_PROBLEM DESCRIPTION:_ Write out, precisely and in full, each line of the material.

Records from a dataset
++++++++++

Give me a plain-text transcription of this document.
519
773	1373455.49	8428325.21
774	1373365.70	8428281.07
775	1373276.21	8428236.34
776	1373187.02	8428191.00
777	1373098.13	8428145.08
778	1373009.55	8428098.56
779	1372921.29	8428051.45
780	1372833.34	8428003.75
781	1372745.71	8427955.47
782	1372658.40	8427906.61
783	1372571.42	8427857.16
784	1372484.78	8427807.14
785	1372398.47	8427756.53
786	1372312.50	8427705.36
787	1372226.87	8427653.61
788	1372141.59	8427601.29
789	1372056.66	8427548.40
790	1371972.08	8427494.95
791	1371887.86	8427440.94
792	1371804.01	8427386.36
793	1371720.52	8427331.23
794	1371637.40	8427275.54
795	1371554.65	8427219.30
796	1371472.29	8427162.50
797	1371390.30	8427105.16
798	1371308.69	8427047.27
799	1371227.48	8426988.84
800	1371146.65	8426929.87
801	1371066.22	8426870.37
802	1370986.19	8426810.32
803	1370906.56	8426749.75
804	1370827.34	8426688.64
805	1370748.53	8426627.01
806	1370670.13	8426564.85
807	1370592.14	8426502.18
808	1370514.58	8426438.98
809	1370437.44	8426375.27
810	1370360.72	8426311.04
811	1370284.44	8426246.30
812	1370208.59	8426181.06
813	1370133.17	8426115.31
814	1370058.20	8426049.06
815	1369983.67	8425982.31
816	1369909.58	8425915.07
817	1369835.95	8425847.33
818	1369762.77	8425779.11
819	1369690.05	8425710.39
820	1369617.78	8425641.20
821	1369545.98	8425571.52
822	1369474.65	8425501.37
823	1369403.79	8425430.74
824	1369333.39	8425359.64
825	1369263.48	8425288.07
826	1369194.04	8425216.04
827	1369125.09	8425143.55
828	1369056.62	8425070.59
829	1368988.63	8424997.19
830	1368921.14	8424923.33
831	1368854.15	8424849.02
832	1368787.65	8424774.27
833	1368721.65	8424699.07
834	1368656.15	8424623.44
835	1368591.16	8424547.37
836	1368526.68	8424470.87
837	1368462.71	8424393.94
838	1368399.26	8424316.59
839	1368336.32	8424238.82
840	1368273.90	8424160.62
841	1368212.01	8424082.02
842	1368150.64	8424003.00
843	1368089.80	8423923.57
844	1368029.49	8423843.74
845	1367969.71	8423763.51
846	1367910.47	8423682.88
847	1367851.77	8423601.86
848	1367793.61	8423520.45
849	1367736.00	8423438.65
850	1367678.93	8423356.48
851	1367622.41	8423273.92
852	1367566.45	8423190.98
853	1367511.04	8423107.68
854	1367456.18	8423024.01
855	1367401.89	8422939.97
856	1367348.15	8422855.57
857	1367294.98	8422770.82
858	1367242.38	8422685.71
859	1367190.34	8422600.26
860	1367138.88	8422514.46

++++++++++

_FULL RESPONSE:_
Give me a plain-text transcription of this document.
519
773	1373455.49	8428325.21
774	1373365.70	8428281.07
775	1373276.21	8428236.34
776	1373187.02	8428191.00
777	1373098.13	8428145.08
778	1373009.55	8428098.56
779	1372921.29	8428051.45
780	1372833.34	8428003.75
781	1372745.71	8427955.47
782	1372658.40	8427906.61
783	1372571.42	8427857.16
784	1372484.78	8427807.14
785	1372398.47	8427756.53
786	1372312.50	8427705.36
787	1372226.87	8427653.61
788	1372141.59	8427601.29
789	1372056.66	8427548.40
790	1371972.08	8427494.95
791	1371887.86	8427440.94
792	1371804.01	8427386.36
793	1371720.52	8427331.23
794	1371637.40	8427275.54
795	1371554.65	8427219.30
796	1371472.29	8427162.50
797	1371390.30	8427105.16
798	1371308.69	8427047.27
799	1371227.48	8426988.84
800	1371146.65	8426929.87
801	1371066.22	8426870.37
802	1370986.19	8426810.32
803	1370906.56	8426749.75
804	1370827.34	8426688.64
805	1370748.53	8426627.01
806	1370670.13	8426564.85
807	1370592.14	8426502.18
808	1370514.58	8426438.98
809	1370437.44	8426375.27
810	1370360.72	8426311.04
811	1370284.44	8426246.30
812	1370208.59	8426181.06
813	1370133.17	8426115.31
814	1370058.20	8426049.06
815	1369983.67	8425982.31
816	1369909.58	8425915.07
817	1369835.95	8425847.33
818	1369762.77	8425779.11
819	1369690.05	8425710.39
820	1369617.78	8425641.20
821	1369545.98	8425571.52
822	1369474.65	8425501.37
823	1369403.79	8425430.74
824	1369333.39	8425359.64
825	1369263.48	8425288.07
826	1369194.04	8425216.04
827	1369125.09	8425143.55
828	1369056.62	8425070.59
829	1368988.63	8424997.19
830	1368921.14	8424923.33
831	1368854.15	8424849.02
832	1368787.65	8424774.27
833	1368721.65	8424699.07
834	1368656.15	8424623.44
835	1368591.16	8424547.37
836	1368526.68	8424470.87
837	1368462.71	8424393.94
838	1368399.26	8424316.59
839	1368336.32	8424238.82
840	1368273.90	8424160.62
841	1368212.01	8424082.02
842	1368150.64	8424003.00
843	1368089.80	8423923.57
844	1368029.49	8423843.74
845	1367969.71	8423763.51
846	1367910.47	8423682.88
847	1367851.77	8423601.86
848	1367793.61	8423520.45
849	1367736.00	8423438.65
850	1367678.93	8423356.48
851	1367622.41	8423273.92
852	1367566.45	8423190.98
853	1367511.04	8423107.68
854	1367456.18	8423024.01
855	1367401.89	8422939.97
856	1367348.15	8422855.57
857	1367294.98	8422770.82
858	1367242.38	8422685.71
859	1367190.34	8422600.26
860	1367138.88	8422514.46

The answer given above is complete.